● **What you need to do**
Extract every line of the material that holds the string "Days".

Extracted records
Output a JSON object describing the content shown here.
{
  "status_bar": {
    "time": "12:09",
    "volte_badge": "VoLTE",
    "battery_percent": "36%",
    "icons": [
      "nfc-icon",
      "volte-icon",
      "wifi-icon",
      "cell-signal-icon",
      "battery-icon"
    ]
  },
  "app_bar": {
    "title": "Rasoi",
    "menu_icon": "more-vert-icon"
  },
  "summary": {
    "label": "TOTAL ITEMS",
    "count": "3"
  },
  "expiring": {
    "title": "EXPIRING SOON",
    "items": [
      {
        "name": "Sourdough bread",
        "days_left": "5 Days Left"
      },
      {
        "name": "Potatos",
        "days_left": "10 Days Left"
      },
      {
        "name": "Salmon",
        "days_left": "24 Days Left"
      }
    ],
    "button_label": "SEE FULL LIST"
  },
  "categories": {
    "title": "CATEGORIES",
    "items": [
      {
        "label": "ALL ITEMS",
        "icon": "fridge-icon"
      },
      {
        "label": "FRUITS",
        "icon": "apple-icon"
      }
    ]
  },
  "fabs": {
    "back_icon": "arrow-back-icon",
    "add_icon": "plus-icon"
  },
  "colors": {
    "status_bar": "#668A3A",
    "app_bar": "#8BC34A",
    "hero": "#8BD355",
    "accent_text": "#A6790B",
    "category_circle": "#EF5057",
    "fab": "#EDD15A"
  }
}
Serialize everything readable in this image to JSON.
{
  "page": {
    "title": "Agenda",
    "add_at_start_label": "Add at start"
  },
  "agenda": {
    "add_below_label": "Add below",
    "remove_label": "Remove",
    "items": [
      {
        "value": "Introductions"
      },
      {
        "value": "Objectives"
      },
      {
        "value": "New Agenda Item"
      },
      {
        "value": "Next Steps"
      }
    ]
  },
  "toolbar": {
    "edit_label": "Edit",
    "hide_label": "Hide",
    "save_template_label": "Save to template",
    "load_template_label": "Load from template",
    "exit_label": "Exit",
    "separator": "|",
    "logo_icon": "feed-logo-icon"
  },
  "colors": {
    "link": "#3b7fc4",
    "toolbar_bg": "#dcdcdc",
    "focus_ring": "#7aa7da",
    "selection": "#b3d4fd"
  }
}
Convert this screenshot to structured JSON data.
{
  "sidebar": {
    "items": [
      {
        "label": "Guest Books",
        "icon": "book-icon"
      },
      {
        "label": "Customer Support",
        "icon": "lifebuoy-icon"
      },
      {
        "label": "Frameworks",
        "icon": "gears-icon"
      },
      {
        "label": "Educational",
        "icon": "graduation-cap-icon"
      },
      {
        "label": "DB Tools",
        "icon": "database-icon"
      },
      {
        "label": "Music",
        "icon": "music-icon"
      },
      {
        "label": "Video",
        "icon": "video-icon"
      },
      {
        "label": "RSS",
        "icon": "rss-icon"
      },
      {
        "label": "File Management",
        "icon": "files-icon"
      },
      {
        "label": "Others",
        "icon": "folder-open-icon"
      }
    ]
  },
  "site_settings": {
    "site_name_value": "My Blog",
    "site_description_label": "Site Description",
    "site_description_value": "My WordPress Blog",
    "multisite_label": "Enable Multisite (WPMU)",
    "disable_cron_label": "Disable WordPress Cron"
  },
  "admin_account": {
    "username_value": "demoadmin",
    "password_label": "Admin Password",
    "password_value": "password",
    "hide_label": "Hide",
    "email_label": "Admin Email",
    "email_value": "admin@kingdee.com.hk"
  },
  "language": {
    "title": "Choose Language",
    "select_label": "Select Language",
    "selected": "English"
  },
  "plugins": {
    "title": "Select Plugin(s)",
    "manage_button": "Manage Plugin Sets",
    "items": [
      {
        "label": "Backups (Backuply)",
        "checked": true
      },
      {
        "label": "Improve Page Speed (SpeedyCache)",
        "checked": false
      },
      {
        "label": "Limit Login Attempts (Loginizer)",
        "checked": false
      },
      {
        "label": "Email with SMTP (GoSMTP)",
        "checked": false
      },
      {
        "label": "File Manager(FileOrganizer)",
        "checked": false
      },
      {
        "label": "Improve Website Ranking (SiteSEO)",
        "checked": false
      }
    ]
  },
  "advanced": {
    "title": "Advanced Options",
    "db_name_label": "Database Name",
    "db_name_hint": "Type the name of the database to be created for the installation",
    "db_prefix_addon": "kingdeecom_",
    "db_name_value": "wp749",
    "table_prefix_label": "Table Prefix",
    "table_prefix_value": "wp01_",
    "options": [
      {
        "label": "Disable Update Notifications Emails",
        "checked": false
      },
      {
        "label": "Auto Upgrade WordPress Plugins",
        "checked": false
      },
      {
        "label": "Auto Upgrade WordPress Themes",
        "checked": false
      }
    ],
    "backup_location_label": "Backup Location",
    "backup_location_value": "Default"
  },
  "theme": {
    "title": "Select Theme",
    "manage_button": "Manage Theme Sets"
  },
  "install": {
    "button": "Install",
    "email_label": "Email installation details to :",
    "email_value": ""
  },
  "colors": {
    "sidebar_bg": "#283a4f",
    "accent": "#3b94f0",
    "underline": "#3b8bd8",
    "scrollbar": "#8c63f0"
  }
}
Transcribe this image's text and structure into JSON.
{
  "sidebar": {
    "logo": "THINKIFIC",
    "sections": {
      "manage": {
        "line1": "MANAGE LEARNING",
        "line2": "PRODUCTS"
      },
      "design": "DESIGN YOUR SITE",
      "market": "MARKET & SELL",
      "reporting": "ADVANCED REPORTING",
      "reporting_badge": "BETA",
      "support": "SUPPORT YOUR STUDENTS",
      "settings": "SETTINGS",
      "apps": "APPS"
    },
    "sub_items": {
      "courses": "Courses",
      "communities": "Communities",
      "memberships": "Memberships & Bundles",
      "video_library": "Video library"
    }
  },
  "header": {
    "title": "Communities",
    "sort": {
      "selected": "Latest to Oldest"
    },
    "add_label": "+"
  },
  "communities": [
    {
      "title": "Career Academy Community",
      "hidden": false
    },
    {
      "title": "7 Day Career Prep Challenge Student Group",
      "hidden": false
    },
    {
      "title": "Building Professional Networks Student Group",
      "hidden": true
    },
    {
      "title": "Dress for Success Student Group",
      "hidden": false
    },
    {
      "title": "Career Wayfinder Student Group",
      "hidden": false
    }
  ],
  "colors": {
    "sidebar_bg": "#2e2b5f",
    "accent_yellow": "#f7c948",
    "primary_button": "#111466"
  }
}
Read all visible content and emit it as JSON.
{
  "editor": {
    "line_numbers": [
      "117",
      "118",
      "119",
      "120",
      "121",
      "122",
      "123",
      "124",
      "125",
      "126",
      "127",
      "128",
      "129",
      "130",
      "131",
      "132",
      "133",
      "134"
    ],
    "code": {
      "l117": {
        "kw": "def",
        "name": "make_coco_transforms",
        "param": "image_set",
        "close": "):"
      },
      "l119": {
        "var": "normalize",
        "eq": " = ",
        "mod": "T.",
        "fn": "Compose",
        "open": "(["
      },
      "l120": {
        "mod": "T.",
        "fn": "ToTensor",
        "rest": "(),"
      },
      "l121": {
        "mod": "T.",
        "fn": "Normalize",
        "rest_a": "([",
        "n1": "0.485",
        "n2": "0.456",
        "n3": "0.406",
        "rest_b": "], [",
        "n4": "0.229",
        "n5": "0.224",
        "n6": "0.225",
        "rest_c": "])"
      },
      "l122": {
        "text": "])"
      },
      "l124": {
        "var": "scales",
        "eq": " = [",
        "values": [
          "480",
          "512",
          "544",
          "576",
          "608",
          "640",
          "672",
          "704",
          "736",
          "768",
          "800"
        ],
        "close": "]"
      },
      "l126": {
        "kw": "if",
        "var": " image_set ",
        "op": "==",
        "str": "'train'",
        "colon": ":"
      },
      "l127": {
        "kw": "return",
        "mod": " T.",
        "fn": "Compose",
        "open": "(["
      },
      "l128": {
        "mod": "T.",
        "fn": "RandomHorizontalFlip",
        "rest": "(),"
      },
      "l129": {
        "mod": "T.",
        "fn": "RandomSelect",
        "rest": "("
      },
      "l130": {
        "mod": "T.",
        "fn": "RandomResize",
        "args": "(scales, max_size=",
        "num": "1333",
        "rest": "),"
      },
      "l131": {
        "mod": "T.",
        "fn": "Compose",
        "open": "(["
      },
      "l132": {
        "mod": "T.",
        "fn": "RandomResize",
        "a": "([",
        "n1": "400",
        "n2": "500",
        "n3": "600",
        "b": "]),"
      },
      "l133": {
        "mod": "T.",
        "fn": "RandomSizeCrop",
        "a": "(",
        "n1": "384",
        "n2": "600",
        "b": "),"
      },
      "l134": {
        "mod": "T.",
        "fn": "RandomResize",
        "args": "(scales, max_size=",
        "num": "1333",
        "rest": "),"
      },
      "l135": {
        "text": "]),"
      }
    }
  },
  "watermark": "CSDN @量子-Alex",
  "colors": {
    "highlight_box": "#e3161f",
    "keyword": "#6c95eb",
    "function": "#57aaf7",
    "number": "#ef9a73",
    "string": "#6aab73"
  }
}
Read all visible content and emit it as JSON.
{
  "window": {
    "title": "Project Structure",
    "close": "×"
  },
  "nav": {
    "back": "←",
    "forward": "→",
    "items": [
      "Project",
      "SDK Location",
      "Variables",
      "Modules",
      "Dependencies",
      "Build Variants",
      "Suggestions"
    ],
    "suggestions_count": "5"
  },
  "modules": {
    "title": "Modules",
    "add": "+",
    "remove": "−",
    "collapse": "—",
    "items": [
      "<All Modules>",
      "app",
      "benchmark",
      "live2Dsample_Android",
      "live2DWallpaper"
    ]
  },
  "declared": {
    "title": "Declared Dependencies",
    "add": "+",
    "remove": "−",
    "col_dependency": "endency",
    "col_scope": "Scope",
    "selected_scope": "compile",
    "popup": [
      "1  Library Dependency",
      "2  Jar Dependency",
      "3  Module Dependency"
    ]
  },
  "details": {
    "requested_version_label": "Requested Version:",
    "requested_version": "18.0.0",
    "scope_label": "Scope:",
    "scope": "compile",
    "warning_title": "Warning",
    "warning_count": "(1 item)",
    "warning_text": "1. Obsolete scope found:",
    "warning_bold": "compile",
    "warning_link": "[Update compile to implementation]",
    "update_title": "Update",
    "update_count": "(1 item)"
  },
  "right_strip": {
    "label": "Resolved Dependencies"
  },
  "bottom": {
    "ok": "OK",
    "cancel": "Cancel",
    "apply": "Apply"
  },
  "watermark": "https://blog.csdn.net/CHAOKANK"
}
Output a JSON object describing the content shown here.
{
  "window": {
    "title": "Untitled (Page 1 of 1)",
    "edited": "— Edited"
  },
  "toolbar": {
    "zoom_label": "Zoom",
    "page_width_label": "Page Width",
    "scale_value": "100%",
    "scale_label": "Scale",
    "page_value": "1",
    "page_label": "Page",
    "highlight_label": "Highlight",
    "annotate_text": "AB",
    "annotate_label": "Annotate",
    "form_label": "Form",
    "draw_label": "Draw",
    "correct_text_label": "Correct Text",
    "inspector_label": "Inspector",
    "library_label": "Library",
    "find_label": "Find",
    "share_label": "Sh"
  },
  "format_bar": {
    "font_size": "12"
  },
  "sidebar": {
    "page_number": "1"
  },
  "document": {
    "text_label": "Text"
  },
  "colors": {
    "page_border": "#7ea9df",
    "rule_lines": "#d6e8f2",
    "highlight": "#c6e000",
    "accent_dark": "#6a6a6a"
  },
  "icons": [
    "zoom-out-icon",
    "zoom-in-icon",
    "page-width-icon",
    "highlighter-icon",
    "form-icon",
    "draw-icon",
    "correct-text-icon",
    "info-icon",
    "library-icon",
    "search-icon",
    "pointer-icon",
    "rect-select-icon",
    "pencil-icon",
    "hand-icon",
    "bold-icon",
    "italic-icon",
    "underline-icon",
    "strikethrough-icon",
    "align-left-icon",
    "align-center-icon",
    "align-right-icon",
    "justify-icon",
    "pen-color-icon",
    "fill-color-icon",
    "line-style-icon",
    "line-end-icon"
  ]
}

● **Solution below**
        "days_left": "5 Days Left"
        "days_left": "10 Days Left"
        "days_left": "24 Days Left"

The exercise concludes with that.